### Requirements
Below is a block of records; reproduce all of them exactly and leave out any pictures.

### Rows from a dataset
++++++++++

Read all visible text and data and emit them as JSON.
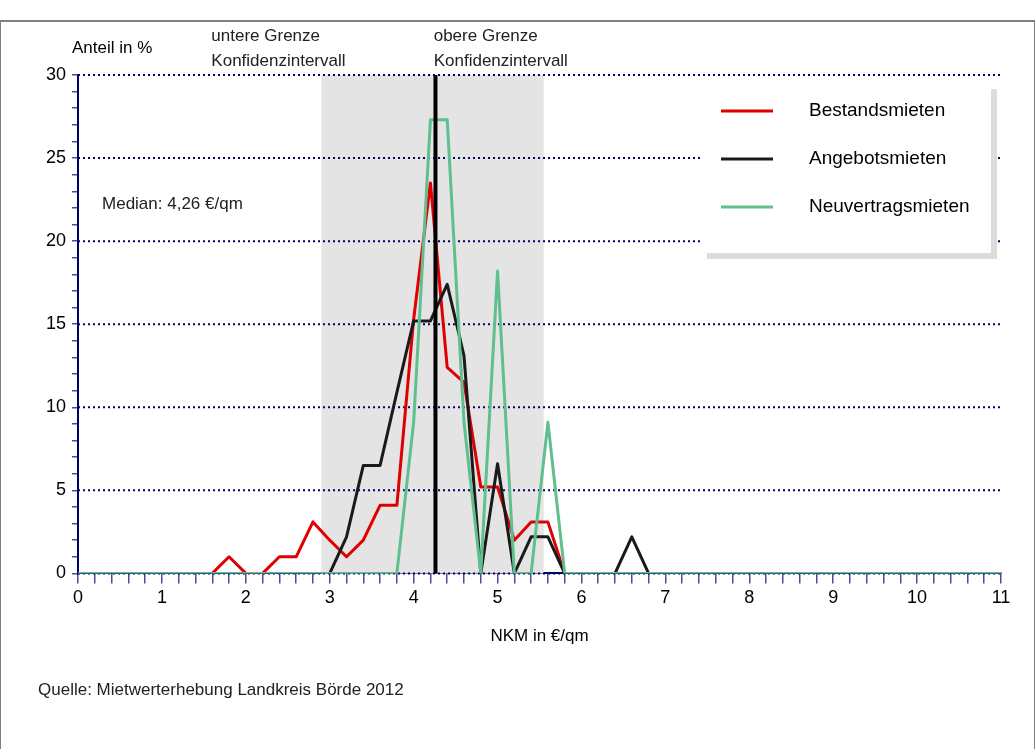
{
  "chart_data": {
    "type": "line",
    "xlabel": "NKM in €/qm",
    "ylabel": "Anteil in %",
    "x": [
      0,
      0.2,
      0.4,
      0.6,
      0.8,
      1,
      1.2,
      1.4,
      1.6,
      1.8,
      2,
      2.2,
      2.4,
      2.6,
      2.8,
      3,
      3.2,
      3.4,
      3.6,
      3.8,
      4,
      4.2,
      4.4,
      4.6,
      4.8,
      5,
      5.2,
      5.4,
      5.6,
      5.8,
      6,
      6.2,
      6.4,
      6.6,
      6.8,
      7,
      7.2,
      7.4,
      7.6,
      7.8,
      8,
      8.2,
      8.4,
      8.6,
      8.8,
      9,
      9.2,
      9.4,
      9.6,
      9.8,
      10,
      10.2,
      10.4,
      10.6,
      10.8,
      11
    ],
    "series": [
      {
        "name": "Bestandsmieten",
        "color": "#e00000",
        "values": [
          null,
          null,
          null,
          null,
          null,
          null,
          null,
          null,
          0,
          1,
          0,
          0,
          1,
          1,
          3.1,
          2,
          1,
          2,
          4.1,
          4.1,
          15.3,
          23.5,
          12.4,
          11.5,
          5.2,
          5.2,
          2,
          3.1,
          3.1,
          0,
          null,
          null,
          null,
          null,
          null,
          null,
          null,
          null,
          null,
          null,
          null,
          null,
          null,
          null,
          null,
          null,
          null,
          null,
          null,
          null,
          null,
          null,
          null,
          null,
          null,
          null
        ]
      },
      {
        "name": "Angebotsmieten",
        "color": "#1a1a1a",
        "values": [
          null,
          null,
          null,
          null,
          null,
          null,
          null,
          null,
          null,
          null,
          null,
          null,
          null,
          null,
          null,
          0,
          2.2,
          6.5,
          6.5,
          10.9,
          15.2,
          15.2,
          17.4,
          13.1,
          0,
          6.6,
          0,
          2.2,
          2.2,
          0,
          null,
          null,
          0,
          2.2,
          0,
          null,
          null,
          null,
          null,
          null,
          null,
          null,
          null,
          null,
          null,
          null,
          null,
          null,
          null,
          null,
          null,
          null,
          null,
          null,
          null,
          null
        ]
      },
      {
        "name": "Neuvertragsmieten",
        "color": "#5fbf8f",
        "values": [
          0,
          0,
          0,
          0,
          0,
          0,
          0,
          0,
          0,
          0,
          0,
          0,
          0,
          0,
          0,
          0,
          0,
          0,
          0,
          0,
          9.1,
          27.3,
          27.3,
          9.1,
          0,
          18.2,
          0,
          0,
          9.1,
          0,
          0,
          0,
          0,
          0,
          0,
          0,
          0,
          0,
          0,
          0,
          0,
          0,
          0,
          0,
          0,
          0,
          0,
          0,
          0,
          0,
          0,
          0,
          0,
          0,
          0,
          0
        ]
      }
    ],
    "xlim": [
      0,
      11
    ],
    "xticks": [
      0,
      {
        "value": 0.2,
        "label": null
      },
      {
        "value": 0.4,
        "label": null
      },
      {
        "value": 0.6,
        "label": null
      },
      {
        "value": 0.8,
        "label": null
      },
      1,
      {
        "value": 1.2,
        "label": null
      },
      {
        "value": 1.4,
        "label": null
      },
      {
        "value": 1.6,
        "label": null
      },
      {
        "value": 1.8,
        "label": null
      },
      2,
      {
        "value": 2.2,
        "label": null
      },
      {
        "value": 2.4,
        "label": null
      },
      {
        "value": 2.6,
        "label": null
      },
      {
        "value": 2.8,
        "label": null
      },
      3,
      {
        "value": 3.2,
        "label": null
      },
      {
        "value": 3.4,
        "label": null
      },
      {
        "value": 3.6,
        "label": null
      },
      {
        "value": 3.8,
        "label": null
      },
      4,
      {
        "value": 4.2,
        "label": null
      },
      {
        "value": 4.4,
        "label": null
      },
      {
        "value": 4.6,
        "label": null
      },
      {
        "value": 4.8,
        "label": null
      },
      5,
      {
        "value": 5.2,
        "label": null
      },
      {
        "value": 5.4,
        "label": null
      },
      {
        "value": 5.6,
        "label": null
      },
      {
        "value": 5.8,
        "label": null
      },
      6,
      {
        "value": 6.2,
        "label": null
      },
      {
        "value": 6.4,
        "label": null
      },
      {
        "value": 6.6,
        "label": null
      },
      {
        "value": 6.8,
        "label": null
      },
      7,
      {
        "value": 7.2,
        "label": null
      },
      {
        "value": 7.4,
        "label": null
      },
      {
        "value": 7.6,
        "label": null
      },
      {
        "value": 7.8,
        "label": null
      },
      8,
      {
        "value": 8.2,
        "label": null
      },
      {
        "value": 8.4,
        "label": null
      },
      {
        "value": 8.6,
        "label": null
      },
      {
        "value": 8.8,
        "label": null
      },
      9,
      {
        "value": 9.2,
        "label": null
      },
      {
        "value": 9.4,
        "label": null
      },
      {
        "value": 9.6,
        "label": null
      },
      {
        "value": 9.8,
        "label": null
      },
      10,
      {
        "value": 10.2,
        "label": null
      },
      {
        "value": 10.4,
        "label": null
      },
      {
        "value": 10.6,
        "label": null
      },
      {
        "value": 10.8,
        "label": null
      },
      11
    ],
    "ylim": [
      0,
      30
    ],
    "yticks": [
      0,
      {
        "value": 1,
        "label": null
      },
      {
        "value": 2,
        "label": null
      },
      {
        "value": 3,
        "label": null
      },
      {
        "value": 4,
        "label": null
      },
      5,
      {
        "value": 6,
        "label": null
      },
      {
        "value": 7,
        "label": null
      },
      {
        "value": 8,
        "label": null
      },
      {
        "value": 9,
        "label": null
      },
      10,
      {
        "value": 11,
        "label": null
      },
      {
        "value": 12,
        "label": null
      },
      {
        "value": 13,
        "label": null
      },
      {
        "value": 14,
        "label": null
      },
      15,
      {
        "value": 16,
        "label": null
      },
      {
        "value": 17,
        "label": null
      },
      {
        "value": 18,
        "label": null
      },
      {
        "value": 19,
        "label": null
      },
      20,
      {
        "value": 21,
        "label": null
      },
      {
        "value": 22,
        "label": null
      },
      {
        "value": 23,
        "label": null
      },
      {
        "value": 24,
        "label": null
      },
      25,
      {
        "value": 26,
        "label": null
      },
      {
        "value": 27,
        "label": null
      },
      {
        "value": 28,
        "label": null
      },
      {
        "value": 29,
        "label": null
      },
      30
    ],
    "grid": "y",
    "legend": "top right",
    "marker": "none",
    "line_style": "solid",
    "ref_lines": [
      {
        "axis": "x",
        "value": 4.26,
        "color": "#000000"
      }
    ],
    "bands": [
      {
        "axis": "x",
        "from": 2.9,
        "to": 5.55,
        "color": "#e4e4e4"
      }
    ],
    "annotations": [
      "Median: 4,26 €/qm",
      {
        "text": "untere Grenze Konfidenzintervall",
        "x": 2.9,
        "y": 30
      },
      {
        "text": "obere Grenze Konfidenzintervall",
        "x": 5.55,
        "y": 30
      },
      "Quelle: Mietwerterhebung Landkreis Börde 2012"
    ]
  }
}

++++++++++

### Task solution
Read all visible text and data and emit them as JSON.
{
  "chart_data": {
    "type": "line",
    "xlabel": "NKM in €/qm",
    "ylabel": "Anteil in %",
    "x": [
      0,
      0.2,
      0.4,
      0.6,
      0.8,
      1,
      1.2,
      1.4,
      1.6,
      1.8,
      2,
      2.2,
      2.4,
      2.6,
      2.8,
      3,
      3.2,
      3.4,
      3.6,
      3.8,
      4,
      4.2,
      4.4,
      4.6,
      4.8,
      5,
      5.2,
      5.4,
      5.6,
      5.8,
      6,
      6.2,
      6.4,
      6.6,
      6.8,
      7,
      7.2,
      7.4,
      7.6,
      7.8,
      8,
      8.2,
      8.4,
      8.6,
      8.8,
      9,
      9.2,
      9.4,
      9.6,
      9.8,
      10,
      10.2,
      10.4,
      10.6,
      10.8,
      11
    ],
    "series": [
      {
        "name": "Bestandsmieten",
        "color": "#e00000",
        "values": [
          null,
          null,
          null,
          null,
          null,
          null,
          null,
          null,
          0,
          1,
          0,
          0,
          1,
          1,
          3.1,
          2,
          1,
          2,
          4.1,
          4.1,
          15.3,
          23.5,
          12.4,
          11.5,
          5.2,
          5.2,
          2,
          3.1,
          3.1,
          0,
          null,
          null,
          null,
          null,
          null,
          null,
          null,
          null,
          null,
          null,
          null,
          null,
          null,
          null,
          null,
          null,
          null,
          null,
          null,
          null,
          null,
          null,
          null,
          null,
          null,
          null
        ]
      },
      {
        "name": "Angebotsmieten",
        "color": "#1a1a1a",
        "values": [
          null,
          null,
          null,
          null,
          null,
          null,
          null,
          null,
          null,
          null,
          null,
          null,
          null,
          null,
          null,
          0,
          2.2,
          6.5,
          6.5,
          10.9,
          15.2,
          15.2,
          17.4,
          13.1,
          0,
          6.6,
          0,
          2.2,
          2.2,
          0,
          null,
          null,
          0,
          2.2,
          0,
          null,
          null,
          null,
          null,
          null,
          null,
          null,
          null,
          null,
          null,
          null,
          null,
          null,
          null,
          null,
          null,
          null,
          null,
          null,
          null,
          null
        ]
      },
      {
        "name": "Neuvertragsmieten",
        "color": "#5fbf8f",
        "values": [
          0,
          0,
          0,
          0,
          0,
          0,
          0,
          0,
          0,
          0,
          0,
          0,
          0,
          0,
          0,
          0,
          0,
          0,
          0,
          0,
          9.1,
          27.3,
          27.3,
          9.1,
          0,
          18.2,
          0,
          0,
          9.1,
          0,
          0,
          0,
          0,
          0,
          0,
          0,
          0,
          0,
          0,
          0,
          0,
          0,
          0,
          0,
          0,
          0,
          0,
          0,
          0,
          0,
          0,
          0,
          0,
          0,
          0,
          0
        ]
      }
    ],
    "xlim": [
      0,
      11
    ],
    "xticks": [
      0,
      {
        "value": 0.2,
        "label": null
      },
      {
        "value": 0.4,
        "label": null
      },
      {
        "value": 0.6,
        "label": null
      },
      {
        "value": 0.8,
        "label": null
      },
      1,
      {
        "value": 1.2,
        "label": null
      },
      {
        "value": 1.4,
        "label": null
      },
      {
        "value": 1.6,
        "label": null
      },
      {
        "value": 1.8,
        "label": null
      },
      2,
      {
        "value": 2.2,
        "label": null
      },
      {
        "value": 2.4,
        "label": null
      },
      {
        "value": 2.6,
        "label": null
      },
      {
        "value": 2.8,
        "label": null
      },
      3,
      {
        "value": 3.2,
        "label": null
      },
      {
        "value": 3.4,
        "label": null
      },
      {
        "value": 3.6,
        "label": null
      },
      {
        "value": 3.8,
        "label": null
      },
      4,
      {
        "value": 4.2,
        "label": null
      },
      {
        "value": 4.4,
        "label": null
      },
      {
        "value": 4.6,
        "label": null
      },
      {
        "value": 4.8,
        "label": null
      },
      5,
      {
        "value": 5.2,
        "label": null
      },
      {
        "value": 5.4,
        "label": null
      },
      {
        "value": 5.6,
        "label": null
      },
      {
        "value": 5.8,
        "label": null
      },
      6,
      {
        "value": 6.2,
        "label": null
      },
      {
        "value": 6.4,
        "label": null
      },
      {
        "value": 6.6,
        "label": null
      },
      {
        "value": 6.8,
        "label": null
      },
      7,
      {
        "value": 7.2,
        "label": null
      },
      {
        "value": 7.4,
        "label": null
      },
      {
        "value": 7.6,
        "label": null
      },
      {
        "value": 7.8,
        "label": null
      },
      8,
      {
        "value": 8.2,
        "label": null
      },
      {
        "value": 8.4,
        "label": null
      },
      {
        "value": 8.6,
        "label": null
      },
      {
        "value": 8.8,
        "label": null
      },
      9,
      {
        "value": 9.2,
        "label": null
      },
      {
        "value": 9.4,
        "label": null
      },
      {
        "value": 9.6,
        "label": null
      },
      {
        "value": 9.8,
        "label": null
      },
      10,
      {
        "value": 10.2,
        "label": null
      },
      {
        "value": 10.4,
        "label": null
      },
      {
        "value": 10.6,
        "label": null
      },
      {
        "value": 10.8,
        "label": null
      },
      11
    ],
    "ylim": [
      0,
      30
    ],
    "yticks": [
      0,
      {
        "value": 1,
        "label": null
      },
      {
        "value": 2,
        "label": null
      },
      {
        "value": 3,
        "label": null
      },
      {
        "value": 4,
        "label": null
      },
      5,
      {
        "value": 6,
        "label": null
      },
      {
        "value": 7,
        "label": null
      },
      {
        "value": 8,
        "label": null
      },
      {
        "value": 9,
        "label": null
      },
      10,
      {
        "value": 11,
        "label": null
      },
      {
        "value": 12,
        "label": null
      },
      {
        "value": 13,
        "label": null
      },
      {
        "value": 14,
        "label": null
      },
      15,
      {
        "value": 16,
        "label": null
      },
      {
        "value": 17,
        "label": null
      },
      {
        "value": 18,
        "label": null
      },
      {
        "value": 19,
        "label": null
      },
      20,
      {
        "value": 21,
        "label": null
      },
      {
        "value": 22,
        "label": null
      },
      {
        "value": 23,
        "label": null
      },
      {
        "value": 24,
        "label": null
      },
      25,
      {
        "value": 26,
        "label": null
      },
      {
        "value": 27,
        "label": null
      },
      {
        "value": 28,
        "label": null
      },
      {
        "value": 29,
        "label": null
      },
      30
    ],
    "grid": "y",
    "legend": "top right",
    "marker": "none",
    "line_style": "solid",
    "ref_lines": [
      {
        "axis": "x",
        "value": 4.26,
        "color": "#000000"
      }
    ],
    "bands": [
      {
        "axis": "x",
        "from": 2.9,
        "to": 5.55,
        "color": "#e4e4e4"
      }
    ],
    "annotations": [
      "Median: 4,26 €/qm",
      {
        "text": "untere Grenze Konfidenzintervall",
        "x": 2.9,
        "y": 30
      },
      {
        "text": "obere Grenze Konfidenzintervall",
        "x": 5.55,
        "y": 30
      },
      "Quelle: Mietwerterhebung Landkreis Börde 2012"
    ]
  }
}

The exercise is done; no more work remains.